━━━━━ Dataset extract ━━━━━

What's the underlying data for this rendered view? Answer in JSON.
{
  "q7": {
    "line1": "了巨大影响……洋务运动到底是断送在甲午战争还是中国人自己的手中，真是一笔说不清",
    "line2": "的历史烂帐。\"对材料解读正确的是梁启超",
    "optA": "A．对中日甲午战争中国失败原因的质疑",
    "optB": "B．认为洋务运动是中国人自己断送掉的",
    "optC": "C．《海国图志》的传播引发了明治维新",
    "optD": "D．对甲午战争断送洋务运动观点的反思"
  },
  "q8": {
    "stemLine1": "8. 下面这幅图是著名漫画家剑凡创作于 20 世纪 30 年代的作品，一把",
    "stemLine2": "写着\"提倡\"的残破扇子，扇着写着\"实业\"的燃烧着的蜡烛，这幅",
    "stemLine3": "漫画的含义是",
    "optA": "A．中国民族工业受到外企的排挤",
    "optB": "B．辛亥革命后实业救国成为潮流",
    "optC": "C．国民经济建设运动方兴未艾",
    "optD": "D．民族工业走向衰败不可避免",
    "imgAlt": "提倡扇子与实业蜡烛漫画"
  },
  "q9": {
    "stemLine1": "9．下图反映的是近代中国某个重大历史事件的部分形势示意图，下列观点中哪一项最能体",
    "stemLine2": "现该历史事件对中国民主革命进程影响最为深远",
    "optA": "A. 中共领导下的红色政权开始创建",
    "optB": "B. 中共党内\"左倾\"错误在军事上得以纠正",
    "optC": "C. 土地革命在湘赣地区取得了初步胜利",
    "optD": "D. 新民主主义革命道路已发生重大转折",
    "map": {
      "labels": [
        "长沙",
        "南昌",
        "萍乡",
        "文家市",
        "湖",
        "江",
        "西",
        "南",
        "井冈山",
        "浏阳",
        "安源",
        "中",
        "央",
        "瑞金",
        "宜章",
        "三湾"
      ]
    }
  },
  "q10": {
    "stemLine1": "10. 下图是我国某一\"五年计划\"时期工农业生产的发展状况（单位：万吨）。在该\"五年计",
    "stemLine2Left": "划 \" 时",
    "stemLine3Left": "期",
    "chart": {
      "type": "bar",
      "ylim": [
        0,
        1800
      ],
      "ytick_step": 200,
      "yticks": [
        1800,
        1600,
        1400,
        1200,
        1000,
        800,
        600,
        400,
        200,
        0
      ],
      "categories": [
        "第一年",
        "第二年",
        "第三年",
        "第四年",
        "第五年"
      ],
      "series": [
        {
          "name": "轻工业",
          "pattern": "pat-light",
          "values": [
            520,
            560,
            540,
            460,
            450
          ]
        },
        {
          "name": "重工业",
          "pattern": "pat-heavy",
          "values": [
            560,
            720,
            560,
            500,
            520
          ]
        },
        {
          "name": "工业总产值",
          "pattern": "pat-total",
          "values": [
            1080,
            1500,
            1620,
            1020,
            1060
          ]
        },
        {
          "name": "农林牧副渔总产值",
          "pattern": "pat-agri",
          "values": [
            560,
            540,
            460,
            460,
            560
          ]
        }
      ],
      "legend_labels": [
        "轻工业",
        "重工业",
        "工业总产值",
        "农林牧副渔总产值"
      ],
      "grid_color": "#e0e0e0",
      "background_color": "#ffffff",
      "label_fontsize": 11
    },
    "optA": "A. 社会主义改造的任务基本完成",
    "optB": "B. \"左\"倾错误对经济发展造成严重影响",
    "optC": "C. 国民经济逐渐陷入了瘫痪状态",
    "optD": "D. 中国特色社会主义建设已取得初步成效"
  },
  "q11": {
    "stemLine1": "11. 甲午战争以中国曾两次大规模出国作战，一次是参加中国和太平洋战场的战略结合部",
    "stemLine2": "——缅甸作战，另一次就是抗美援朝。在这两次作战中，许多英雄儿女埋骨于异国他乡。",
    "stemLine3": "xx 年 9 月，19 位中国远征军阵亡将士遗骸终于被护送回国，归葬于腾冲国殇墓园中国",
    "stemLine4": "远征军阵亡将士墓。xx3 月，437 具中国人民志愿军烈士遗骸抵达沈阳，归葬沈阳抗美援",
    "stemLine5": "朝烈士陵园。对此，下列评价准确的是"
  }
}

━━━━━

Go through the records and gather the lines that hold "optB".

## Solved problem
    "optB": "B．认为洋务运动是中国人自己断送掉的",
    "optB": "B．辛亥革命后实业救国成为潮流",
    "optB": "B. 中共党内\"左倾\"错误在军事上得以纠正",
    "optB": "B. \"左\"倾错误对经济发展造成严重影响",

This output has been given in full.